• BRANO FORNITO:
════════════════

Piero Amara e la giostra delle verità

ESCLUSIVO. Piero Amara il collaboratore di giustizia più ambito d’Italia, poco prima del suo recentissimo arresto ha parlato a lungo con Panorama. E, tra reticenze e «sue» verità, racconta manovre, fa nomi eccellenti e rivela retroscena di politici, magistrati e affaristi italiani.


Tre lustri fa nel carcere di Potenza aveva soggiornato il principe Vittorio Emanuele di Savoia. Un anno dopo aveva assaggiato il rancio della casa circondariale Fabrizio Corona, che dell’ex galeotto dal sangue blu ricordava malignamente la caduta dal letto a castello per cui era diventato «una barzelletta per tutti». Erano i tempi di Henry John Woodcock e delle sue inchieste mediatiche. Ma adesso che in Lucania è sbarcato un vecchio amico del pm anglo-italiano come Francesco Curcio, nella prigione potentina è arrivato un altro vip, Piero Amara, che sperava di aver chiuso i suoi conti con la cella nel 2020, quando a causa della cosiddetta legge Spazzacorrotti si ritrovò in gattabuia per 12 giorni. Uno spiacevole imprevisto dal momento che dall’aprile 2018 (anno in cui soggiornò nelle patrie galere per tre mesi) aveva iniziato un percorso di collaborazione con la giustizia fortemente sponsorizzato dagli allora vertici della Procura di Roma.

Ma per i magistrati potentini quel ravvedimento non sarebbe stato sincero e il nostro avrebbe continuato a delinquere almeno sino al luglio 2019 per sistemare i processi dell’Ilva a Taranto, città dove grazie alla sua rete di contatti aveva piazzato il procuratore Carlo Capristo.

════════════════

• OBIETTIVO 1: Riscrivi le righe che seguono, partendo dalla prima e fermandoti dopo quella che contiene "Enumerate the UI". Lascia fuori le immagini.

[Record di annotazione spaziale]

════════════════

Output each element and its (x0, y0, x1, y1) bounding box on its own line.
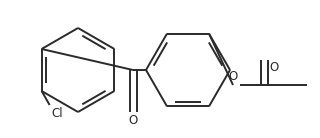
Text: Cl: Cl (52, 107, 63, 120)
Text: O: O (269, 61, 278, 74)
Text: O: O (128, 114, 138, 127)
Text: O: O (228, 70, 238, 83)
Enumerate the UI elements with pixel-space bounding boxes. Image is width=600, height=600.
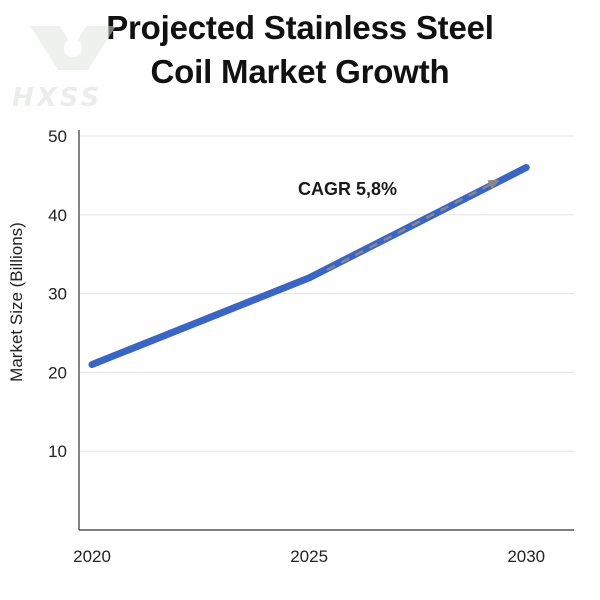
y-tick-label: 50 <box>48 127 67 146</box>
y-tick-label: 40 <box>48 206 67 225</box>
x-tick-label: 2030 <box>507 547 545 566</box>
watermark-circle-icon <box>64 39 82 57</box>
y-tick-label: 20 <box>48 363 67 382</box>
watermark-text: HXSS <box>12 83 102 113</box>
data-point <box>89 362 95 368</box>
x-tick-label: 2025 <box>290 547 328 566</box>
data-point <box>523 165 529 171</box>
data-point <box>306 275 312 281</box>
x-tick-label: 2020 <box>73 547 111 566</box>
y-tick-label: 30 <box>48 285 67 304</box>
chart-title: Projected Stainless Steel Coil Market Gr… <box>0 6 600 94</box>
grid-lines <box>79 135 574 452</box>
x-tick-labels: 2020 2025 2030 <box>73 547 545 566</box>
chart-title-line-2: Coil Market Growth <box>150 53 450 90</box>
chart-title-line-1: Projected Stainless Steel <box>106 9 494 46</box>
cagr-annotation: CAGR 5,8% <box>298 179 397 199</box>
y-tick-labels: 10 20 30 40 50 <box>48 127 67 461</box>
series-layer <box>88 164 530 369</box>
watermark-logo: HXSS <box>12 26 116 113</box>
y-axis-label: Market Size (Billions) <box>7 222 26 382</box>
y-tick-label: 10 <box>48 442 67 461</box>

════════════════

• OBIETTIVO 2: Nel brano su Piero Amara, per quanti giorni finì in cella nel 2020 a causa della legge Spazzacorrotti?

• RISULTATO DELL'ESERCIZIO 1:
Output each element and its (x0, y0, x1, y1) bounding box on its own line.
Text: Cl: Cl (52, 107, 63, 120)
Text: O: O (269, 61, 278, 74)
Text: O: O (128, 114, 138, 127)
Text: O: O (228, 70, 238, 83)
Enumerate the UI elements with pixel-space bounding boxes. Image is width=600, height=600.

• RISULTATO DELL'ESERCIZIO 2: Per 12 giorni.